Dataset items:
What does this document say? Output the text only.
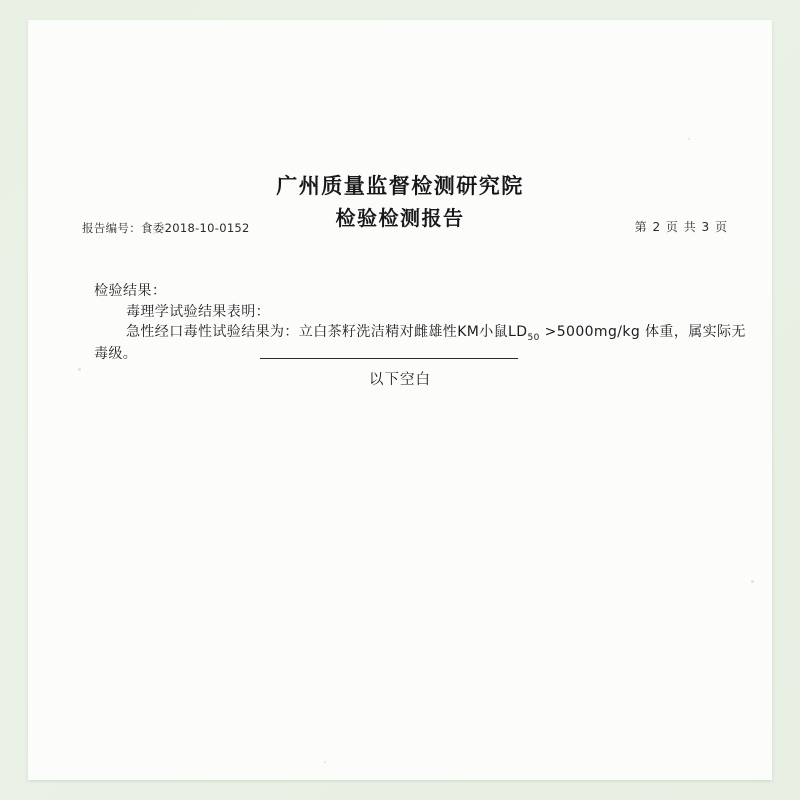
广州质量监督检测研究院
检验检测报告
报告编号：食委2018-10-0152	第 2 页 共 3 页
检验结果：
毒理学试验结果表明：
急性经口毒性试验结果为：立白茶籽洗洁精对雌雄性KM小鼠$LD_{50} >5000mg/kg$ 体重，属实际无
毒级。
以下空白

WORK TO BE COMPLETED: Print all the records again exactly; do not include any picture.

FINAL RESULT:
What does this document say? Output the text only.
广州质量监督检测研究院
检验检测报告
报告编号：食委2018-10-0152	第 2 页 共 3 页
检验结果：
毒理学试验结果表明：
急性经口毒性试验结果为：立白茶籽洗洁精对雌雄性KM小鼠$LD_{50} >5000mg/kg$ 体重，属实际无
毒级。
以下空白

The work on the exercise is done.